Start
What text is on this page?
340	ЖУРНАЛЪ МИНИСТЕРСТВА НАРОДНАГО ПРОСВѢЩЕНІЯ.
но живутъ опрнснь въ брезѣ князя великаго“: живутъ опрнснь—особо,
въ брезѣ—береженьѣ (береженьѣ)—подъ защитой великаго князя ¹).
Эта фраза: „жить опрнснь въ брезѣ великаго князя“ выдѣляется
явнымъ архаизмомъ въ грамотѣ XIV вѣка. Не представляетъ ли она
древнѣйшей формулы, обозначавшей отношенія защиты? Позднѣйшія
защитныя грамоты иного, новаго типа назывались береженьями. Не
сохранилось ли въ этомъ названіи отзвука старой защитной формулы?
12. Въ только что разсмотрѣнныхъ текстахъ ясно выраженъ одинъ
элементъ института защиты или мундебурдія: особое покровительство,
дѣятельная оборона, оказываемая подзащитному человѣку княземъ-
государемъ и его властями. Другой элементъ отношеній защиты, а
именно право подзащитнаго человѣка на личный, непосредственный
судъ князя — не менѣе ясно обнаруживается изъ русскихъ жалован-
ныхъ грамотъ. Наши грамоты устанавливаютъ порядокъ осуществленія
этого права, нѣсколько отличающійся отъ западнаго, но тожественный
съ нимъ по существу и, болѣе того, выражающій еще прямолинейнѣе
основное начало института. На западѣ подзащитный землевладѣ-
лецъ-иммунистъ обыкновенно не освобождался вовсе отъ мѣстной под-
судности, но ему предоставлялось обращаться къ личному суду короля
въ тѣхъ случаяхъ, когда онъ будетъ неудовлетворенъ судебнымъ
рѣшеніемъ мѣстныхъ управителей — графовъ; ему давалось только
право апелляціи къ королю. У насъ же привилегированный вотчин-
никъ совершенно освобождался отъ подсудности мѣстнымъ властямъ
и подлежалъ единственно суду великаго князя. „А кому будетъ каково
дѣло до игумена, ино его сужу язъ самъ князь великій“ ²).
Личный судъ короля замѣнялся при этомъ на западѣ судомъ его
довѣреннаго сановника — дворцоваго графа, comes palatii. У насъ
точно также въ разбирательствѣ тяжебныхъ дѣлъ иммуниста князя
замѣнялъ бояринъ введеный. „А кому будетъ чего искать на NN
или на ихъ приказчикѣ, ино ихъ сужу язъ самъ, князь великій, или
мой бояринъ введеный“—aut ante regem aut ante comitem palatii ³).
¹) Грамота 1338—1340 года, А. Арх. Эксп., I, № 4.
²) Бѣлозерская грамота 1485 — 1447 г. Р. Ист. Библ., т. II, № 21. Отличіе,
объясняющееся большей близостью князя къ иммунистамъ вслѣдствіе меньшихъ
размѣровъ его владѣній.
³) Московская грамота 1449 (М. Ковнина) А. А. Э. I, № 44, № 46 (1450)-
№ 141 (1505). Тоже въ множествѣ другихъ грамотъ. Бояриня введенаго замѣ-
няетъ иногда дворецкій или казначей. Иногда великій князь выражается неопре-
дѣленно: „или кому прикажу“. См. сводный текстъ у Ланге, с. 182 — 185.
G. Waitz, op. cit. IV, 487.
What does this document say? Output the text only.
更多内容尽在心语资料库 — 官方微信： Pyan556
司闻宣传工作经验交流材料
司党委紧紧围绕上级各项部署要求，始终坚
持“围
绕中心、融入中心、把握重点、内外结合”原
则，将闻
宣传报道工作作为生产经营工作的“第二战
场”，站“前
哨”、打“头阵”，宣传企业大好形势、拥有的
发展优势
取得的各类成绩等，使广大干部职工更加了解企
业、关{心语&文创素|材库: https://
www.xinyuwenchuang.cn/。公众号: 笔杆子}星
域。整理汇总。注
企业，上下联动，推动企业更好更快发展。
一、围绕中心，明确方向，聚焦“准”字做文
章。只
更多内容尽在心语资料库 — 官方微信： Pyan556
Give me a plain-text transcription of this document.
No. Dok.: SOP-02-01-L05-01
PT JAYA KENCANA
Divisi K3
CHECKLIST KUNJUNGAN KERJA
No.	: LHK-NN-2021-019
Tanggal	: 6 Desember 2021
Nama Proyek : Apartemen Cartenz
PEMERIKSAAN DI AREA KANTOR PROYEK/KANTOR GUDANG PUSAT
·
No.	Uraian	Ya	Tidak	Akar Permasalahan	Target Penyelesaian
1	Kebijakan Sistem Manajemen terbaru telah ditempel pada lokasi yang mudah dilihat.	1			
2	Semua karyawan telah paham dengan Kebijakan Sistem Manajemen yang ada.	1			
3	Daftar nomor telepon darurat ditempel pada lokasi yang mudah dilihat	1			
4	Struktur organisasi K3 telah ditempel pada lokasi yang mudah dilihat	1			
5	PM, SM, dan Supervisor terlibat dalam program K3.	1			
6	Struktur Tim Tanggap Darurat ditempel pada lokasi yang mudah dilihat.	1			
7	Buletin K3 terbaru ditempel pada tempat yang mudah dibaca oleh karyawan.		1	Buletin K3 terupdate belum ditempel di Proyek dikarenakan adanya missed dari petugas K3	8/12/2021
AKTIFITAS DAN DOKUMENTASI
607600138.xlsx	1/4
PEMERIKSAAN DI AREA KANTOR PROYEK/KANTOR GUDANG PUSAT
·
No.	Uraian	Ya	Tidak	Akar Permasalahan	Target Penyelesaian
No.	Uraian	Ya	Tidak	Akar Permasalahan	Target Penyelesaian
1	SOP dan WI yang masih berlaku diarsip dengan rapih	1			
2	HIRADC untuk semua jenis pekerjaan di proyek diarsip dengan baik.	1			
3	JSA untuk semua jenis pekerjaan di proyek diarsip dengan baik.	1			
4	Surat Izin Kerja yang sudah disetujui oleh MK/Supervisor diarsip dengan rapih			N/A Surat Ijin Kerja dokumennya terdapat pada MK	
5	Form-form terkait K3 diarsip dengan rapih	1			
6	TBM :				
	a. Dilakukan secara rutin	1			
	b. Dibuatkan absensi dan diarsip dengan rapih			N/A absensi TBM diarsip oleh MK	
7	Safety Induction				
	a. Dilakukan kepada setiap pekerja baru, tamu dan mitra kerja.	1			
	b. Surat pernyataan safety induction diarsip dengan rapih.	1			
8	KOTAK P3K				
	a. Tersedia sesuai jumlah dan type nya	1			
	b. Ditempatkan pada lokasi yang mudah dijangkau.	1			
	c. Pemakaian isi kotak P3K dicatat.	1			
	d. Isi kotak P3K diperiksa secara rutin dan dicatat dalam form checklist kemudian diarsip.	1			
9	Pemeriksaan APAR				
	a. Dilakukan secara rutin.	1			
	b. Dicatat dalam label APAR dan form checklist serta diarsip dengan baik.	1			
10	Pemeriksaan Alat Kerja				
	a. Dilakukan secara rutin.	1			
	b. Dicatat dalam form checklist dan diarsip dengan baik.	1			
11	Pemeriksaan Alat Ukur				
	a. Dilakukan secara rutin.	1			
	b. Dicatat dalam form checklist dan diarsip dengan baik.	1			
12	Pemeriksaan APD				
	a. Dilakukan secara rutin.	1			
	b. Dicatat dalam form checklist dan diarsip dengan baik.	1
End
Only lines with "dengan" are wanted here; list each of them.

■ **Correct response**
2	Semua karyawan telah paham dengan Kebijakan Sistem Manajemen yang ada.	1			
1	SOP dan WI yang masih berlaku diarsip dengan rapih	1			
2	HIRADC untuk semua jenis pekerjaan di proyek diarsip dengan baik.	1			
3	JSA untuk semua jenis pekerjaan di proyek diarsip dengan baik.	1			
4	Surat Izin Kerja yang sudah disetujui oleh MK/Supervisor diarsip dengan rapih			N/A Surat Ijin Kerja dokumennya terdapat pada MK	
5	Form-form terkait K3 diarsip dengan rapih	1			
	b. Dibuatkan absensi dan diarsip dengan rapih			N/A absensi TBM diarsip oleh MK	
	b. Surat pernyataan safety induction diarsip dengan rapih.	1			
	b. Dicatat dalam label APAR dan form checklist serta diarsip dengan baik.	1			
	b. Dicatat dalam form checklist dan diarsip dengan baik.	1			
	b. Dicatat dalam form checklist dan diarsip dengan baik.	1			
	b. Dicatat dalam form checklist dan diarsip dengan baik.	1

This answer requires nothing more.